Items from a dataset
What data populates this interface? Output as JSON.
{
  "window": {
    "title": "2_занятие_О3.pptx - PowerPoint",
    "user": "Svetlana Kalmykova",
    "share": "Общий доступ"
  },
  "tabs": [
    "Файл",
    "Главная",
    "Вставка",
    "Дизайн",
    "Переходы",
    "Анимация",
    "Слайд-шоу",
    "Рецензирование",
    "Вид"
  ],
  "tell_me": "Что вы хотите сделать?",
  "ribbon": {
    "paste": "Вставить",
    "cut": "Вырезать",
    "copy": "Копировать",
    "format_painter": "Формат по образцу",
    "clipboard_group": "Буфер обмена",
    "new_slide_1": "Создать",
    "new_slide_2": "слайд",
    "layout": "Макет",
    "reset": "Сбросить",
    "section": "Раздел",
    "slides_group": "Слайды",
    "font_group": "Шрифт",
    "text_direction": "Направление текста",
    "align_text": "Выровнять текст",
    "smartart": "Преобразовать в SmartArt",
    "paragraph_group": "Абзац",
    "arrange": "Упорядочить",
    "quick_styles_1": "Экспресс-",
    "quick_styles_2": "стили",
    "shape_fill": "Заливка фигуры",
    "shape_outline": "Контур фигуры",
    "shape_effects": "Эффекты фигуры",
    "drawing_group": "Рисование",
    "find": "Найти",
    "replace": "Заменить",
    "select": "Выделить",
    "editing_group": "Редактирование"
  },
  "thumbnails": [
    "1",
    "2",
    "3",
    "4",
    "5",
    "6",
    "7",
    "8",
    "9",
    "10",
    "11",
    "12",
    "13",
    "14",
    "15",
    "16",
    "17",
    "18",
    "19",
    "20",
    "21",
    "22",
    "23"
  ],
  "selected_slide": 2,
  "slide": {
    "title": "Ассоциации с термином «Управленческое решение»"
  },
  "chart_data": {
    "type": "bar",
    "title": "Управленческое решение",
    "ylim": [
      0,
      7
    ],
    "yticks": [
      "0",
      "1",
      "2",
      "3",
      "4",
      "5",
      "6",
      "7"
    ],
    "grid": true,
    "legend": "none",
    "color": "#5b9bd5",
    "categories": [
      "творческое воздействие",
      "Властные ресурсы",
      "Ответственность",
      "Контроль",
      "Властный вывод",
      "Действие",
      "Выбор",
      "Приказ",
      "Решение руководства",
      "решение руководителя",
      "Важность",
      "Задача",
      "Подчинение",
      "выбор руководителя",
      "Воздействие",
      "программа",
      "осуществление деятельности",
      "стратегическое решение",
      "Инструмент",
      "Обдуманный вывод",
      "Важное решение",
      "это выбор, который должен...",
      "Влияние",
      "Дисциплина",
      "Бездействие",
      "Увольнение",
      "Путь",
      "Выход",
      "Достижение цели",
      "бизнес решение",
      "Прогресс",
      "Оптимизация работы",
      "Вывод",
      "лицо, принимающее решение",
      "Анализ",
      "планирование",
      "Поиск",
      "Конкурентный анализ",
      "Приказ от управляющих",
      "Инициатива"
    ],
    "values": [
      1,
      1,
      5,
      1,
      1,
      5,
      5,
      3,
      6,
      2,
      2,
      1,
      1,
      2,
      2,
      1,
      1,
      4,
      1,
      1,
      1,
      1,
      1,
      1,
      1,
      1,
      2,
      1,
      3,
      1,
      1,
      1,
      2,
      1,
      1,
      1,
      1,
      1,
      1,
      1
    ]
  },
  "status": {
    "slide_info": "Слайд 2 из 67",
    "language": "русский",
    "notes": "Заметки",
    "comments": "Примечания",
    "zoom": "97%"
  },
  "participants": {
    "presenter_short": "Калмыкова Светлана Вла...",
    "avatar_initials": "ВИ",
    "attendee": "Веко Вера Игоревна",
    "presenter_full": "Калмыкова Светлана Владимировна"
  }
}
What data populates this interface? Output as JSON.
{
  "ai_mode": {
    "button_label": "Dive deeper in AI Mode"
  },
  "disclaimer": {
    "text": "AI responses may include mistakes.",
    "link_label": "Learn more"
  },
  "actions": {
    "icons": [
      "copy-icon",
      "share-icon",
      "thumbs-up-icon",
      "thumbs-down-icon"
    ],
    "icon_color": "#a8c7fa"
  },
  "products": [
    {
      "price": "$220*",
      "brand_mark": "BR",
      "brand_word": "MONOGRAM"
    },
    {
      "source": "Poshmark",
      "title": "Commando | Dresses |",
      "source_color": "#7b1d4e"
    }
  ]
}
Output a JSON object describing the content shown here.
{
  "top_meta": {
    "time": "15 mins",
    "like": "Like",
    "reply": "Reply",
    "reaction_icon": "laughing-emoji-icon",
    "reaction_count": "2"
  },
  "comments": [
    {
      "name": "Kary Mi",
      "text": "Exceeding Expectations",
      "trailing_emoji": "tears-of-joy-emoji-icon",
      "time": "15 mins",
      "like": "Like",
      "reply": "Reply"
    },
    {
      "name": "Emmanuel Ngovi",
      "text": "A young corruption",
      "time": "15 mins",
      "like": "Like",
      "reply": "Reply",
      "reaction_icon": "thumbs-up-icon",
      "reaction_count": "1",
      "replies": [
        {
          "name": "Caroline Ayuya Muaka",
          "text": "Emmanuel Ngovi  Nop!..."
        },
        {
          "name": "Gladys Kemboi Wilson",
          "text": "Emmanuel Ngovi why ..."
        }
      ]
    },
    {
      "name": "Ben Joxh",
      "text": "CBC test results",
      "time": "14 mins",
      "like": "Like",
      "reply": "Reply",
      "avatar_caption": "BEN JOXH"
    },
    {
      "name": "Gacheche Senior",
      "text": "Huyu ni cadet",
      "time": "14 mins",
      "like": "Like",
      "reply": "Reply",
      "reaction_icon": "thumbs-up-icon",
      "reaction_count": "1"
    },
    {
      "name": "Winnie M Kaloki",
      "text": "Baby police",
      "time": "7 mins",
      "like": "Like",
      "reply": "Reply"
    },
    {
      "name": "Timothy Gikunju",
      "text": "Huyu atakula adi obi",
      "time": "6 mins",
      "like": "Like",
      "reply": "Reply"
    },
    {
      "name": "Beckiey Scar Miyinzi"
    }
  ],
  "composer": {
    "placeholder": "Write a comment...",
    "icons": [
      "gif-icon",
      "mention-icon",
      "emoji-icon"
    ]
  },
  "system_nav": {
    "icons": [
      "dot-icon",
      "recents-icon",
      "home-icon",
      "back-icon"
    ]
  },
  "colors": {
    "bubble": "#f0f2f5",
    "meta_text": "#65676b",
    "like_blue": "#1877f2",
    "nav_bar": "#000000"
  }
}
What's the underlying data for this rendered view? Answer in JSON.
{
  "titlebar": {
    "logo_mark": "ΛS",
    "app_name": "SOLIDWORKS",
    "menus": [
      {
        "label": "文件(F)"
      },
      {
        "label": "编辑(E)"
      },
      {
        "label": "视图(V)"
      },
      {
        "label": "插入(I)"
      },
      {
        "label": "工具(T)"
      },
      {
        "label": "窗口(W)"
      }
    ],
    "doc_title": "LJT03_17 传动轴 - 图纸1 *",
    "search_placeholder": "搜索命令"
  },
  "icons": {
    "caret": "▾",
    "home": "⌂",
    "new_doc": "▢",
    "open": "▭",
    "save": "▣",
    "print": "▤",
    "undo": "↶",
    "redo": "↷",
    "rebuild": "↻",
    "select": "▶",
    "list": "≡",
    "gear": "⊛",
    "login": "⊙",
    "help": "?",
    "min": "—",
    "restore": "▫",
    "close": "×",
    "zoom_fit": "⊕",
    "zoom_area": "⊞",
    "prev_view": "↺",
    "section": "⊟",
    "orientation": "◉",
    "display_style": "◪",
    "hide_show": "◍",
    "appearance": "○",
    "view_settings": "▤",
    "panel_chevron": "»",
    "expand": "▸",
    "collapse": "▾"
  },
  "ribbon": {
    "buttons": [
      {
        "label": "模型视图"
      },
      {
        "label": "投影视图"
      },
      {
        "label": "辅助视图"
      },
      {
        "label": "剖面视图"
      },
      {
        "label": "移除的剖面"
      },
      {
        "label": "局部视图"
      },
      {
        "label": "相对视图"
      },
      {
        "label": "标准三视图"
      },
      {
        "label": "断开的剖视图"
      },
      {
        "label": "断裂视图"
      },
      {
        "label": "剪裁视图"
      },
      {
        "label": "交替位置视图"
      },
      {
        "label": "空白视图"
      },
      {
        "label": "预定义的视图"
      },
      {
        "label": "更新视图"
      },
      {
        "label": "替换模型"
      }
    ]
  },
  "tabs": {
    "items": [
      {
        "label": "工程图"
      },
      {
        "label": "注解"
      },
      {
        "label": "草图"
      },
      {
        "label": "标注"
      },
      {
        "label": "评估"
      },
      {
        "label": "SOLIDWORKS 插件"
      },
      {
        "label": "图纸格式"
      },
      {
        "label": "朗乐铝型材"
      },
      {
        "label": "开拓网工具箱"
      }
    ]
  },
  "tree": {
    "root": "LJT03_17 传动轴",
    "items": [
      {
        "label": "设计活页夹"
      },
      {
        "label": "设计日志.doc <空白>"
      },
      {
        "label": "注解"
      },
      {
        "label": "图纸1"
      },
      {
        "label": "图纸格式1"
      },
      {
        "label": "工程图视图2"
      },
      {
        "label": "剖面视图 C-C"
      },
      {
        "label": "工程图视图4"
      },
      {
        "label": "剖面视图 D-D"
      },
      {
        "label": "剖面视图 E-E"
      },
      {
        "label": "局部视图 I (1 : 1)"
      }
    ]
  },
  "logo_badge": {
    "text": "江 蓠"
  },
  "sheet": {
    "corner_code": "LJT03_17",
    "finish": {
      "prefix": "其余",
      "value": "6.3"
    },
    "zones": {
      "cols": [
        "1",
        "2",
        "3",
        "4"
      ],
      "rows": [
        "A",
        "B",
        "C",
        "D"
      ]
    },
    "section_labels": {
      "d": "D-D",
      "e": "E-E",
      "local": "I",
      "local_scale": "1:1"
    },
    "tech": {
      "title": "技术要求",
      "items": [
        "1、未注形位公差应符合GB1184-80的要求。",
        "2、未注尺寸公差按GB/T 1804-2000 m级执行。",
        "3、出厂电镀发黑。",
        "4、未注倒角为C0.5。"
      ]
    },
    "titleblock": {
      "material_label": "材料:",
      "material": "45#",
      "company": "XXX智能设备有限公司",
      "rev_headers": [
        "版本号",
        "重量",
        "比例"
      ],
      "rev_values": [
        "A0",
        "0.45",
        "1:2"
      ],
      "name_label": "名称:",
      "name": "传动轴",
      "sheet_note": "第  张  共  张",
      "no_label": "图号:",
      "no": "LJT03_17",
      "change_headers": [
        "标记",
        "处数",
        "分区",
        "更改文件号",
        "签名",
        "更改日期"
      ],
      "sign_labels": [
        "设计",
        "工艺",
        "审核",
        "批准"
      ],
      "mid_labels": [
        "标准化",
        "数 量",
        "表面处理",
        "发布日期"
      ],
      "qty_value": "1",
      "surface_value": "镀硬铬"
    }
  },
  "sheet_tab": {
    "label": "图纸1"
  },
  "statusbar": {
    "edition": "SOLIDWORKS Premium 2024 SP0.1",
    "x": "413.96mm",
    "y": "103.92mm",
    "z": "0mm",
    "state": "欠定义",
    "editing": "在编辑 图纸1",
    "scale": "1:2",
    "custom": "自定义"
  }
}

### AIM OF THE TASK
Copy every single line of the material above that holds "mins".

### COMPLETED TASK
    "time": "15 mins",
      "time": "15 mins",
      "time": "15 mins",
      "time": "14 mins",
      "time": "14 mins",
      "time": "7 mins",
      "time": "6 mins",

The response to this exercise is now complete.